▸ **Your tasks**
**A.** In the text about Broward College, rewrite the stretch from "Broward’s Big Tent" through "the Miami Herald.", changing "Broward UP" to "Broward Rise".
**B.** Pick up the article on Broward College's president after its last sentence and keep writing.

▸ **Document text**
* START *
Monty Sullivan, president of the Louisiana Community and Technical College System, didn’t pull his punches in May when he testified to the state’s legislature about a resolution that would have required K-12 schools and colleges to submit reports on activities related to DEI, critical race theory, and social emotional learning.
“At its core, this a racist instrument,” and one that had little to do with real accountability, he said, according to news accounts. The proposal was killed when Republicans joined Democrats to vote to defer it.
Broward’s Big Tent
A rift obviously exists between Haile and the board. If it’s about partisan politics, that’s hard to square with Broward’s pragmatic approach during his leadership.
The college in particular has drawn praise for its Broward UP program, which offers free workforce training to students in the huge county’s poorest ZIP Codes. The program has led to $76M in funding commitments from banks, family foundations, and other philanthropists, with the biggest gift being $30M from MacKenzie Scott.
Broward’s backers in the local business community were among speakers who last week urged the board to do “whatever you can” to keep Haile, Sommer Brugal reported for the Miami Herald.
Sandy Shugart has been away from Florida’s community colleges after retiring a couple years ago as president of Valencia College, another top-flight two-year institution. Shugart says Haile is an outstanding, thoughtful, and principled leader who has transformed Broward College in a number of ways. “He will be a huge loss to the college and the community.”
* END *
▸ **Information supplied**
* START *
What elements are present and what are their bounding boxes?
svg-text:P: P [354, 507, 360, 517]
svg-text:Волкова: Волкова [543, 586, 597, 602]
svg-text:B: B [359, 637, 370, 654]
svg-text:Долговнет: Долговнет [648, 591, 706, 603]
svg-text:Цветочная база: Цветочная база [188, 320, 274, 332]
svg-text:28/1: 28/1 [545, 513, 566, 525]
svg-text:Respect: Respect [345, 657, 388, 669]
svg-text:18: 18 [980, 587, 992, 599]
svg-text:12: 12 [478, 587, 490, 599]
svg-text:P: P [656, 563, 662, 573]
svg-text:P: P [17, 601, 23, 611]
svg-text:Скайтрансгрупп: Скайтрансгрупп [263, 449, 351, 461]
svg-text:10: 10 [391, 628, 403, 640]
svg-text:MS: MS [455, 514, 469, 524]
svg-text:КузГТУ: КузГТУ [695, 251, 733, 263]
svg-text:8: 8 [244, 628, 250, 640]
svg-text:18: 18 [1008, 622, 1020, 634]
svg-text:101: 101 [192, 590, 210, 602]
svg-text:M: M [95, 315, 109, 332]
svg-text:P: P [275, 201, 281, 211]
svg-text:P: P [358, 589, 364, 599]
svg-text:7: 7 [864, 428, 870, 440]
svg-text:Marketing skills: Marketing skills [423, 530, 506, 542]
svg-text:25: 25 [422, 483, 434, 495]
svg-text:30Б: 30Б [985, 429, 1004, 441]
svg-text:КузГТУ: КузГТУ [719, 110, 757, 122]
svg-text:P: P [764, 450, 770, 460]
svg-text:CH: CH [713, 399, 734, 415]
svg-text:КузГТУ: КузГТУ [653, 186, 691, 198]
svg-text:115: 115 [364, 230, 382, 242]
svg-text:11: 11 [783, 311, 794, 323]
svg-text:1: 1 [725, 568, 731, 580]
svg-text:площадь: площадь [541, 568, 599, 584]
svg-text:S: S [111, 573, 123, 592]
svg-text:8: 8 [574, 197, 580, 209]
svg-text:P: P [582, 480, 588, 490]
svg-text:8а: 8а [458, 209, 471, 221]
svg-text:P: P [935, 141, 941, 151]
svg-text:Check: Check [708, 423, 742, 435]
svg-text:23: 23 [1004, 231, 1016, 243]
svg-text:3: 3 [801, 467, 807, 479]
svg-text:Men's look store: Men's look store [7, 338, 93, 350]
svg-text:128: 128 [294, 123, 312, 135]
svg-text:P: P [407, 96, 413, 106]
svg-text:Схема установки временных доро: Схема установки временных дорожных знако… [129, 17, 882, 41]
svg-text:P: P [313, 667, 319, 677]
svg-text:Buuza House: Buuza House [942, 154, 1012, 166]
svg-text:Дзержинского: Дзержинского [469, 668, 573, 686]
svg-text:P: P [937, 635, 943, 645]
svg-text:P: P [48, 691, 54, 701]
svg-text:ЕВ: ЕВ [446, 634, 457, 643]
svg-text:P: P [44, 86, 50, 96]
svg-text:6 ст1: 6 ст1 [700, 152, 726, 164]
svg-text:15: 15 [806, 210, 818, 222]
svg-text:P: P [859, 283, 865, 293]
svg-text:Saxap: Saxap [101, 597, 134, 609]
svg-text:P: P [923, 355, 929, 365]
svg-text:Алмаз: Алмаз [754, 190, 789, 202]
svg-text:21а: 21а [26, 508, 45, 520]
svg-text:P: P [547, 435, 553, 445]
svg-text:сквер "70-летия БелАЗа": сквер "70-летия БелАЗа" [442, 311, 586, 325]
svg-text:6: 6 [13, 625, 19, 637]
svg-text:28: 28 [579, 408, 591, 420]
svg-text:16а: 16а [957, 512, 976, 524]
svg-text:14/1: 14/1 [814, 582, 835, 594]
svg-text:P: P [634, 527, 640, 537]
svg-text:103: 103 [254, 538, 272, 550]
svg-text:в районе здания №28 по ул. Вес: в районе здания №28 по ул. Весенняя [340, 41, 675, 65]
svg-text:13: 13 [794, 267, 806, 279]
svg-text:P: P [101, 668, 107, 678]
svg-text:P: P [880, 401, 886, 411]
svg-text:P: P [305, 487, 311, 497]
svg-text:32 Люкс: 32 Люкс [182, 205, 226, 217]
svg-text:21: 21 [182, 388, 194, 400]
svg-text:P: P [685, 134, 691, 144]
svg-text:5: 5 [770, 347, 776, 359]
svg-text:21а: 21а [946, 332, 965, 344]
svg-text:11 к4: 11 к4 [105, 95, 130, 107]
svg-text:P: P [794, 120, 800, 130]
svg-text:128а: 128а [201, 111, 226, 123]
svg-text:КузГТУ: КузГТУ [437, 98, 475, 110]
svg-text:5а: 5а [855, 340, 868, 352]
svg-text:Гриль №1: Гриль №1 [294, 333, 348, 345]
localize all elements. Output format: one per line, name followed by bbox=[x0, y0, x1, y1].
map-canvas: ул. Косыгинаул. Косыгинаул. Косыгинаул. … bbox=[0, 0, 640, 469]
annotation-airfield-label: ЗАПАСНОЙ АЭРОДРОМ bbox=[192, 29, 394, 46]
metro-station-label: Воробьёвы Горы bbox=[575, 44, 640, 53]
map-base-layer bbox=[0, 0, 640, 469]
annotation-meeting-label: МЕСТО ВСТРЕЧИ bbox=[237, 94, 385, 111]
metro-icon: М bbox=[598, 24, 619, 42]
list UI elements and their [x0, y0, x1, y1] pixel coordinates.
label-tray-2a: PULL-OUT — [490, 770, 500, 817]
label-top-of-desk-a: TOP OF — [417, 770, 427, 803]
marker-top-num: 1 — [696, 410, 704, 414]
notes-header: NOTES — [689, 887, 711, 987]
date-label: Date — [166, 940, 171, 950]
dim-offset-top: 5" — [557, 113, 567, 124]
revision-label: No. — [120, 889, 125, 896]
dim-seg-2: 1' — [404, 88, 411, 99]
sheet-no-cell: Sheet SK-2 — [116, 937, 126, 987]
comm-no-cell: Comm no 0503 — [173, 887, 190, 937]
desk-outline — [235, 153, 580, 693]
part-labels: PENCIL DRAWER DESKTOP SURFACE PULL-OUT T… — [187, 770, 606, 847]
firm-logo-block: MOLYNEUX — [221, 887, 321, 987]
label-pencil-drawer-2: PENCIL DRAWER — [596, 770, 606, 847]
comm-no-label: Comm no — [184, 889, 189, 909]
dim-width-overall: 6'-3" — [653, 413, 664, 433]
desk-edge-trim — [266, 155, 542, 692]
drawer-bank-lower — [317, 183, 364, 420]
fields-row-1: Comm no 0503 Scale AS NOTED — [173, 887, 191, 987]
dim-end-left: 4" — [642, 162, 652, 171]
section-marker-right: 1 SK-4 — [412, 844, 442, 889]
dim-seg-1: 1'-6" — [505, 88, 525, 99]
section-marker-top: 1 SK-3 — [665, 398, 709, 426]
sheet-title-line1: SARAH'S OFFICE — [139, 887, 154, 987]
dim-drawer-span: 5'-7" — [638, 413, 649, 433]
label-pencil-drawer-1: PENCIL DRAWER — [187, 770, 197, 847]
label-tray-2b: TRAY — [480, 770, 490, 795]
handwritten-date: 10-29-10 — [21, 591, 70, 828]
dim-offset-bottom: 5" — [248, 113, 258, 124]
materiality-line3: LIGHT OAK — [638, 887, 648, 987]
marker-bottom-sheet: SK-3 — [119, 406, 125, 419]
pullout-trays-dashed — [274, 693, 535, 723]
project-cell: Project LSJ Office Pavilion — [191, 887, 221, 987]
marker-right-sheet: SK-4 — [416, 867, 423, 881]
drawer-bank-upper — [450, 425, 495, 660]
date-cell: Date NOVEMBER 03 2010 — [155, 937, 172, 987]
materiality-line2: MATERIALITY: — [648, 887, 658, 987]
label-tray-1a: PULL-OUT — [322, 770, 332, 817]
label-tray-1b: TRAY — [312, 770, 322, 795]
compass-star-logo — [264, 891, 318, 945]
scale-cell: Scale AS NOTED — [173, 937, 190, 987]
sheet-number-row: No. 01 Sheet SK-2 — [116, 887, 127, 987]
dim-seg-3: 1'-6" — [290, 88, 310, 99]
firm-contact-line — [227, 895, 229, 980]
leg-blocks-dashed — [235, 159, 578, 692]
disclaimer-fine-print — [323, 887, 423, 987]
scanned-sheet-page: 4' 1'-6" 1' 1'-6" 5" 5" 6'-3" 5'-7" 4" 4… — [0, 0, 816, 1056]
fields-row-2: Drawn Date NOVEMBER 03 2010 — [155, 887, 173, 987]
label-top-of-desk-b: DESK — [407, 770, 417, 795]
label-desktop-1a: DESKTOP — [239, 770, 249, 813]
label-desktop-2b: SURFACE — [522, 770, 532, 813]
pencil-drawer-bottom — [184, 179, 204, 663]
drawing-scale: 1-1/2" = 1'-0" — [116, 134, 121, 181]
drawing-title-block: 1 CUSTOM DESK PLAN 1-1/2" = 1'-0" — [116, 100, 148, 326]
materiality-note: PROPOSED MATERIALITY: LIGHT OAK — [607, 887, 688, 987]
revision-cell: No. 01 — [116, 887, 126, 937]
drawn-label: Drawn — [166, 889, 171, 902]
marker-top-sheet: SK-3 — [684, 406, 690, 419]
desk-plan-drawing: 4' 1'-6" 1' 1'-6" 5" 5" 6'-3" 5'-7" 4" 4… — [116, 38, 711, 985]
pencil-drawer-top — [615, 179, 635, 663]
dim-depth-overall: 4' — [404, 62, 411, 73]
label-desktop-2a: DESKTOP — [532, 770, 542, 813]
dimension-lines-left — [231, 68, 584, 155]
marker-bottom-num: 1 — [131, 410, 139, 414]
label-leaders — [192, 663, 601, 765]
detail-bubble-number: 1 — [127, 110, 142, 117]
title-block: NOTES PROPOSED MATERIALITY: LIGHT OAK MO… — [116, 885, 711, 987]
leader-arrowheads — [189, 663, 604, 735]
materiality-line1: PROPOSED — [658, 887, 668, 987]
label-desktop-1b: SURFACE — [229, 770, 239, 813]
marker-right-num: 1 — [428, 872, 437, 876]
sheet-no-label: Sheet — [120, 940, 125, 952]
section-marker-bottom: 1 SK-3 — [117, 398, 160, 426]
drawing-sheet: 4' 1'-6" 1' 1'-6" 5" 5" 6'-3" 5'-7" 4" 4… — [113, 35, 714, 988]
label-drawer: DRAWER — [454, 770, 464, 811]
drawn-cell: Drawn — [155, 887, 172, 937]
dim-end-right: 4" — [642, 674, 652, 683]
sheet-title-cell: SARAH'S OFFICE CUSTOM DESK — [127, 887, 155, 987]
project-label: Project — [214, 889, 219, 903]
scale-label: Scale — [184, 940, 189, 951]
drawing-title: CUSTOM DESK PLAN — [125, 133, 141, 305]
* END *
▸ **Per-task outputs**
**A.**
Broward’s Big Tent
A rift obviously exists between Haile and the board. If it’s about partisan politics, that’s hard to square with Broward’s pragmatic approach during his leadership.
The college in particular has drawn praise for its Broward Rise program, which offers free workforce training to students in the huge county’s poorest ZIP Codes. The program has led to $76M in funding commitments from banks, family foundations, and other philanthropists, with the biggest gift being $30M from MacKenzie Scott.
Broward’s backers in the local business community were among speakers who last week urged the board to do “whatever you can” to keep Haile, Sommer Brugal reported for the Miami Herald.

**B.**
After a three-decade run as a leader in the community college sector, Shugart says the “weak link in all of our institutions is governance.” Trustees too often have an inadequate appreciation for what it means to hold an institution in trust, he says.

“When they bring narrow agendas to the role, the institution invariably suffers,” says Shugart, a senior fellow with the Aspen Institute’s College Excellence Program. “More importantly, the mission to the community suffers.”
I interviewed Haile last month. We didn’t talk about DeSantis or the board. But Haile described the college’s “market-driven curriculum” and how Broward was taking on the broad enrollment crisis that has hit community colleges particularly hard.
The college has bulked up ties with 13 high schools in Broward UP communities. It offers incentives to those schools to help encourage more of their graduates to enroll at the college. In the first year of the program, Broward saw a 26% enrollment increase from those high schools.
“Woe is me,” is not the right message for community college leaders on the enrollment challenge, Haile said. Instead, the college must embrace bipartisan solutions and new partnerships. “It just comes down to not settling,” he said.